Aim of the exercise ▸ Give the count of lines that include the string "colors". Add nothing to it.

** begin Material shown **

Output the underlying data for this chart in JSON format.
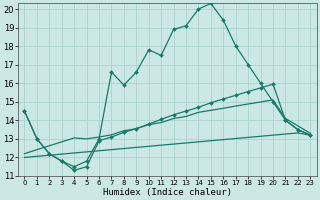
{
  "title": "",
  "xlabel": "Humidex (Indice chaleur)",
  "xlim": [
    -0.5,
    23.5
  ],
  "ylim": [
    11,
    20.3
  ],
  "yticks": [
    11,
    12,
    13,
    14,
    15,
    16,
    17,
    18,
    19,
    20
  ],
  "xticks": [
    0,
    1,
    2,
    3,
    4,
    5,
    6,
    7,
    8,
    9,
    10,
    11,
    12,
    13,
    14,
    15,
    16,
    17,
    18,
    19,
    20,
    21,
    22,
    23
  ],
  "background_color": "#cce8e4",
  "grid_color": "#aad4ce",
  "line_color": "#1a7a6a",
  "line1_x": [
    0,
    1,
    2,
    3,
    4,
    5,
    6,
    7,
    8,
    9,
    10,
    11,
    12,
    13,
    14,
    15,
    16,
    17,
    18,
    19,
    20,
    21,
    22,
    23
  ],
  "line1_y": [
    14.5,
    13.0,
    12.2,
    11.8,
    11.5,
    11.8,
    13.0,
    16.6,
    15.9,
    16.6,
    17.8,
    17.5,
    18.9,
    19.1,
    20.0,
    20.3,
    19.4,
    18.0,
    17.0,
    16.0,
    15.0,
    14.0,
    13.5,
    13.2
  ],
  "line2_x": [
    0,
    1,
    2,
    3,
    4,
    5,
    6,
    7,
    8,
    9,
    10,
    11,
    12,
    13,
    14,
    15,
    16,
    17,
    18,
    19,
    20,
    21,
    22,
    23
  ],
  "line2_y": [
    14.5,
    13.0,
    12.2,
    11.8,
    11.3,
    11.5,
    12.9,
    13.1,
    13.35,
    13.55,
    13.8,
    14.05,
    14.3,
    14.5,
    14.7,
    14.95,
    15.15,
    15.35,
    15.55,
    15.75,
    15.95,
    14.0,
    13.5,
    13.2
  ],
  "line3_x": [
    0,
    1,
    2,
    3,
    4,
    5,
    6,
    7,
    8,
    9,
    10,
    11,
    12,
    13,
    14,
    15,
    16,
    17,
    18,
    19,
    20,
    21,
    22,
    23
  ],
  "line3_y": [
    12.0,
    12.06,
    12.12,
    12.18,
    12.24,
    12.3,
    12.36,
    12.42,
    12.48,
    12.54,
    12.6,
    12.66,
    12.72,
    12.78,
    12.84,
    12.9,
    12.96,
    13.02,
    13.08,
    13.14,
    13.2,
    13.26,
    13.32,
    13.2
  ],
  "line4_x": [
    0,
    1,
    2,
    3,
    4,
    5,
    6,
    7,
    8,
    9,
    10,
    11,
    12,
    13,
    14,
    15,
    16,
    17,
    18,
    19,
    20,
    21,
    22,
    23
  ],
  "line4_y": [
    12.2,
    12.42,
    12.63,
    12.84,
    13.05,
    13.0,
    13.1,
    13.22,
    13.44,
    13.55,
    13.77,
    13.88,
    14.1,
    14.21,
    14.43,
    14.54,
    14.65,
    14.77,
    14.88,
    14.99,
    15.1,
    14.1,
    13.7,
    13.3
  ]
}
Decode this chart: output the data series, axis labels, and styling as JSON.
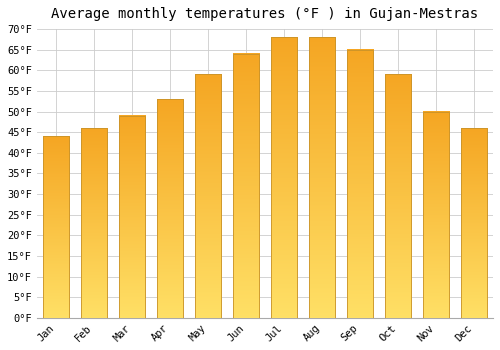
{
  "title": "Average monthly temperatures (°F ) in Gujan-Mestras",
  "months": [
    "Jan",
    "Feb",
    "Mar",
    "Apr",
    "May",
    "Jun",
    "Jul",
    "Aug",
    "Sep",
    "Oct",
    "Nov",
    "Dec"
  ],
  "values": [
    44,
    46,
    49,
    53,
    59,
    64,
    68,
    68,
    65,
    59,
    50,
    46
  ],
  "bar_color_bottom": "#F5A623",
  "bar_color_top": "#FFD966",
  "bar_edge_color": "#C8922A",
  "ylim": [
    0,
    70
  ],
  "yticks": [
    0,
    5,
    10,
    15,
    20,
    25,
    30,
    35,
    40,
    45,
    50,
    55,
    60,
    65,
    70
  ],
  "ytick_labels": [
    "0°F",
    "5°F",
    "10°F",
    "15°F",
    "20°F",
    "25°F",
    "30°F",
    "35°F",
    "40°F",
    "45°F",
    "50°F",
    "55°F",
    "60°F",
    "65°F",
    "70°F"
  ],
  "background_color": "#FFFFFF",
  "grid_color": "#CCCCCC",
  "title_fontsize": 10,
  "tick_fontsize": 7.5,
  "bar_width": 0.7
}
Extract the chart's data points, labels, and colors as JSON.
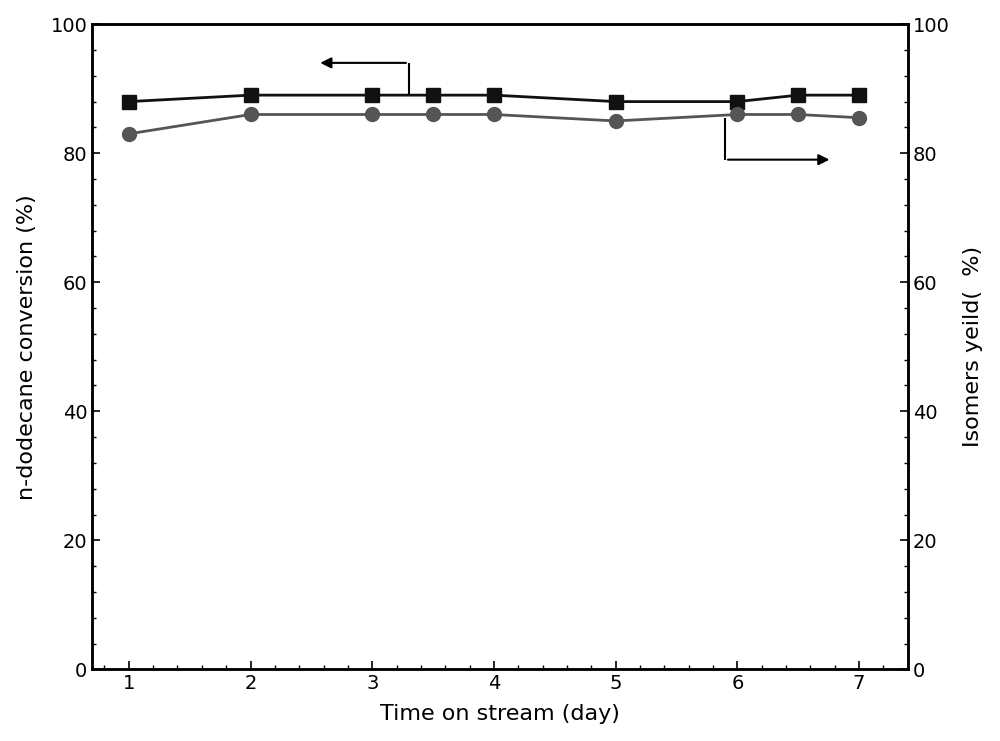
{
  "x": [
    1,
    2,
    3,
    3.5,
    4,
    5,
    6,
    6.5,
    7
  ],
  "conversion": [
    88,
    89,
    89,
    89,
    89,
    88,
    88,
    89,
    89
  ],
  "isomer_yield": [
    83,
    86,
    86,
    86,
    86,
    85,
    86,
    86,
    85.5
  ],
  "xlabel": "Time on stream (day)",
  "ylabel_left": "n-dodecane conversion (%)",
  "ylabel_right": "Isomers yeild(  %)",
  "xlim": [
    0.7,
    7.4
  ],
  "ylim": [
    0,
    100
  ],
  "xticks": [
    1,
    2,
    3,
    4,
    5,
    6,
    7
  ],
  "yticks": [
    0,
    20,
    40,
    60,
    80,
    100
  ],
  "conversion_color": "#111111",
  "isomer_color": "#555555",
  "xlabel_fontsize": 16,
  "ylabel_fontsize": 16,
  "tick_labelsize": 14,
  "line_width": 2.0,
  "marker_size": 10
}
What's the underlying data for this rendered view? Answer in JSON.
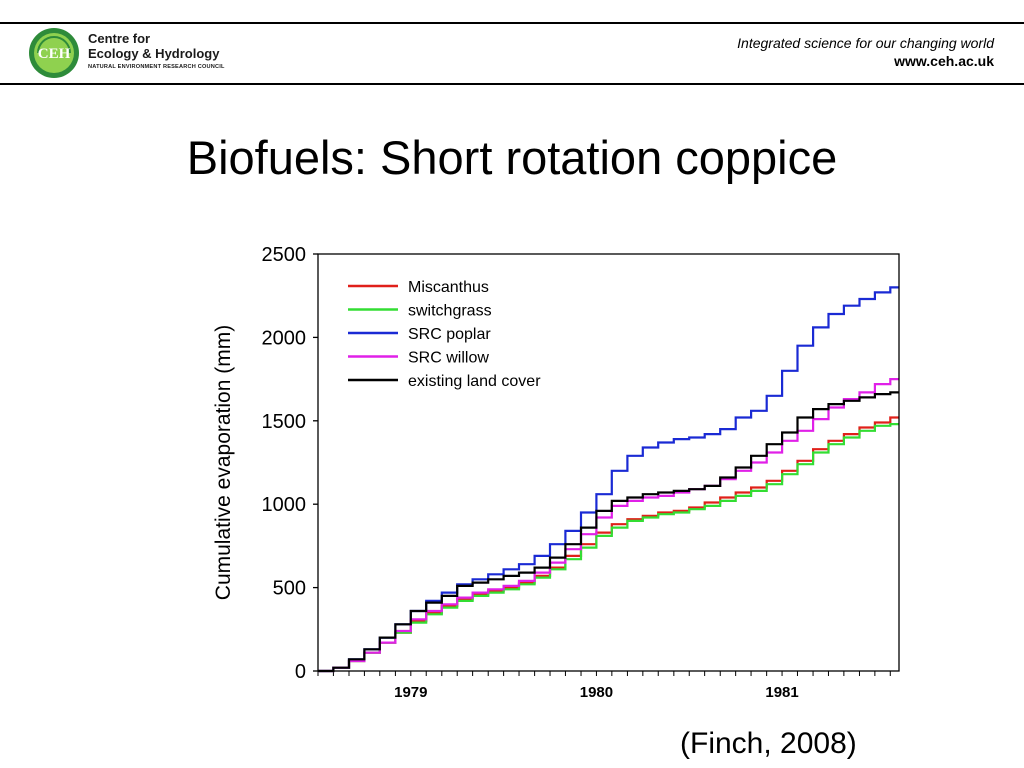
{
  "header": {
    "logo": {
      "badge_text": "CEH",
      "line1": "Centre for",
      "line2": "Ecology & Hydrology",
      "line3": "NATURAL ENVIRONMENT RESEARCH COUNCIL",
      "colors": {
        "ring": "#2e8b3a",
        "fill": "#8fd14f",
        "text": "#ffffff"
      }
    },
    "tagline": "Integrated science for our changing world",
    "url": "www.ceh.ac.uk"
  },
  "slide": {
    "title": "Biofuels: Short rotation coppice",
    "citation": "(Finch, 2008)"
  },
  "chart_data": {
    "type": "line",
    "title": "",
    "xlabel": "",
    "ylabel": "Cumulative evaporation (mm)",
    "xlim": [
      1978.5,
      1981.63
    ],
    "ylim": [
      0,
      2500
    ],
    "yticks": [
      0,
      500,
      1000,
      1500,
      2000,
      2500
    ],
    "xtick_labels": [
      {
        "label": "1979",
        "x": 1979.0
      },
      {
        "label": "1980",
        "x": 1980.0
      },
      {
        "label": "1981",
        "x": 1981.0
      }
    ],
    "step": true,
    "grid": false,
    "legend_position": "top-left",
    "x": [
      1978.5,
      1978.583,
      1978.667,
      1978.75,
      1978.833,
      1978.917,
      1979.0,
      1979.083,
      1979.167,
      1979.25,
      1979.333,
      1979.417,
      1979.5,
      1979.583,
      1979.667,
      1979.75,
      1979.833,
      1979.917,
      1980.0,
      1980.083,
      1980.167,
      1980.25,
      1980.333,
      1980.417,
      1980.5,
      1980.583,
      1980.667,
      1980.75,
      1980.833,
      1980.917,
      1981.0,
      1981.083,
      1981.167,
      1981.25,
      1981.333,
      1981.417,
      1981.5,
      1981.583
    ],
    "series": [
      {
        "name": "Miscanthus",
        "color": "#e0201a",
        "values": [
          0,
          20,
          60,
          110,
          170,
          230,
          300,
          350,
          390,
          430,
          460,
          480,
          500,
          530,
          570,
          620,
          690,
          760,
          830,
          880,
          910,
          930,
          950,
          960,
          980,
          1010,
          1040,
          1070,
          1100,
          1140,
          1200,
          1260,
          1330,
          1380,
          1420,
          1460,
          1490,
          1520
        ]
      },
      {
        "name": "switchgrass",
        "color": "#33dd33",
        "values": [
          0,
          20,
          60,
          110,
          170,
          230,
          290,
          340,
          380,
          420,
          450,
          470,
          490,
          520,
          560,
          610,
          670,
          740,
          810,
          860,
          900,
          920,
          940,
          950,
          970,
          990,
          1020,
          1050,
          1080,
          1120,
          1180,
          1240,
          1310,
          1360,
          1400,
          1440,
          1470,
          1480
        ]
      },
      {
        "name": "SRC poplar",
        "color": "#1a2ad4",
        "values": [
          0,
          20,
          70,
          130,
          200,
          280,
          360,
          420,
          470,
          520,
          550,
          580,
          610,
          640,
          690,
          760,
          840,
          950,
          1060,
          1200,
          1290,
          1340,
          1370,
          1390,
          1400,
          1420,
          1450,
          1520,
          1560,
          1650,
          1800,
          1950,
          2060,
          2140,
          2190,
          2230,
          2270,
          2300
        ]
      },
      {
        "name": "SRC willow",
        "color": "#e020e8",
        "values": [
          0,
          20,
          60,
          110,
          170,
          240,
          310,
          360,
          400,
          440,
          470,
          490,
          510,
          540,
          590,
          650,
          730,
          820,
          920,
          990,
          1020,
          1040,
          1050,
          1070,
          1090,
          1110,
          1150,
          1200,
          1250,
          1310,
          1380,
          1440,
          1510,
          1580,
          1630,
          1670,
          1720,
          1750
        ]
      },
      {
        "name": "existing land cover",
        "color": "#000000",
        "values": [
          0,
          20,
          70,
          130,
          200,
          280,
          360,
          410,
          450,
          510,
          530,
          550,
          570,
          590,
          620,
          680,
          760,
          860,
          960,
          1020,
          1040,
          1060,
          1070,
          1080,
          1090,
          1110,
          1160,
          1220,
          1290,
          1360,
          1430,
          1520,
          1570,
          1600,
          1620,
          1640,
          1660,
          1670
        ]
      }
    ]
  }
}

** end Material shown **

Written solution ▸ 2